▸ **Stated goal 1**: Copy the section of the data collection procedure from "In each session, learners’" to "in the following session.".
▸ **Stated goal 2**: According to the data collection procedure, what inter-rater reliability was found between the two raters?

═════ Excerpted passage ═════

Data Collection Procedure
Since the focus of the study, with a quasi-experimental design, was on learners’ use of subordination clauses, it was logical to select participants from a level of proficiency high enough for learners to be ready to master the structure and low enough not to have already mastered it. As a result, the intermediate level of proficiency was selected. After the administration of the Oxford Quick Placement Test, the intermediate participants in the two groups were identified, leaving the researchers with 55 participants in total, excluding 23 participants’ data from the final analysis, though it was not possible to exclude them from the whole study due to the nature of the program.
During the first three sessions of the study, both groups were taught the preliminaries of writing as well as a review of the grammatical points on subordination in English. The TOEFL iBT independent writing task was the reference for both teaching and assessing the quality of learners’ writings. The fourth session was devoted to gathering samples of the learners’ writing as the pretest. A prompt was assigned to the participants to write about. They were given 60 minutes to plan and write at least 250 words on the given topic. TOEFL iBT task 2 writing rubric was used to score learners’ writing samples. Two raters with at least 15 years of experience in teaching and assessing L2 writing rated the coded samples, which were already typed by the researchers in order to exclude any handwriting effect (Klein & Taub, 2005). The inter-rater reliability using Pearson-Product Moment Correlation Coefficient between the two raters was found to be 0.87, which is sufficiently high (Lange, 2011). Regarding the mismatches between the raters’ scores, in cases where the discrepancy was not more than one score, a mean score was calculated, and in cases where the mismatch was more than one score, a third rater was employed and the mean between the two closest scores was used for data analysis. The scores were used to check the comparability of the two groups. No significant difference was observed between the two groups in their writing ability prior to the instruction, t (53) = 0.81, p = 0.42.
In each session, learners’ samples were collected and students were asked to write about a new topic at home for the following session. The collected samples were graded, and corrective feedback was provided by the researchers. Only the grammatical mistakes made by the learners were commented on. If a sample had stylistic problems such as problems with topic development, cohesion, and coherence, it was only mentioned in the margin that the writer needed to improve it stylistically in terms of its topic development, cohesion, or coherence, for example. However, some of the samples which contained some kind of stylistic problems shared with most of the students were chosen and discussed with the whole class during the class hour in the following session.

═════ Data ═════

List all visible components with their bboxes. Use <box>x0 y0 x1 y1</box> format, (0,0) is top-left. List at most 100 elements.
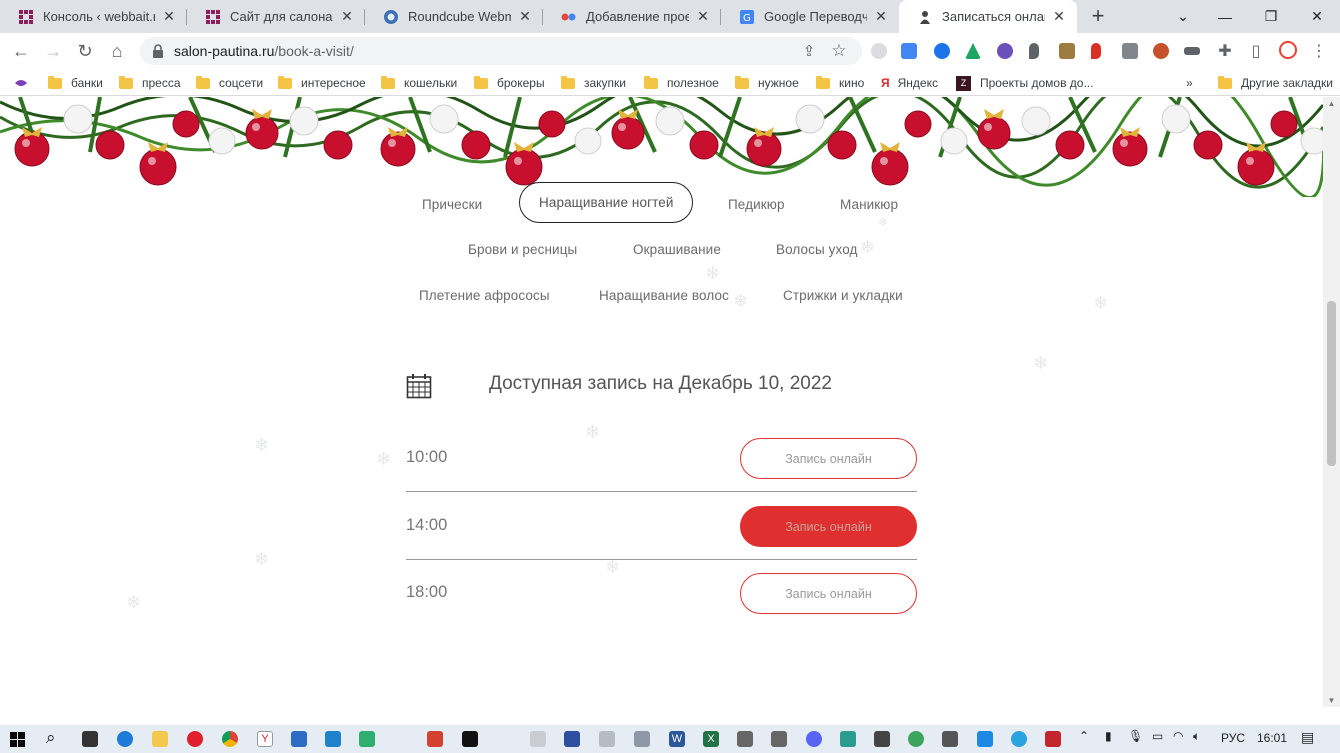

═════

▸ **Task output 1**:
In each session, learners’ samples were collected and students were asked to write about a new topic at home for the following session. The collected samples were graded, and corrective feedback was provided by the researchers. Only the grammatical mistakes made by the learners were commented on. If a sample had stylistic problems such as problems with topic development, cohesion, and coherence, it was only mentioned in the margin that the writer needed to improve it stylistically in terms of its topic development, cohesion, or coherence, for example. However, some of the samples which contained some kind of stylistic problems shared with most of the students were chosen and discussed with the whole class during the class hour in the following session.

▸ **Task output 2**: 0.87, using the Pearson-Product Moment Correlation Coefficient.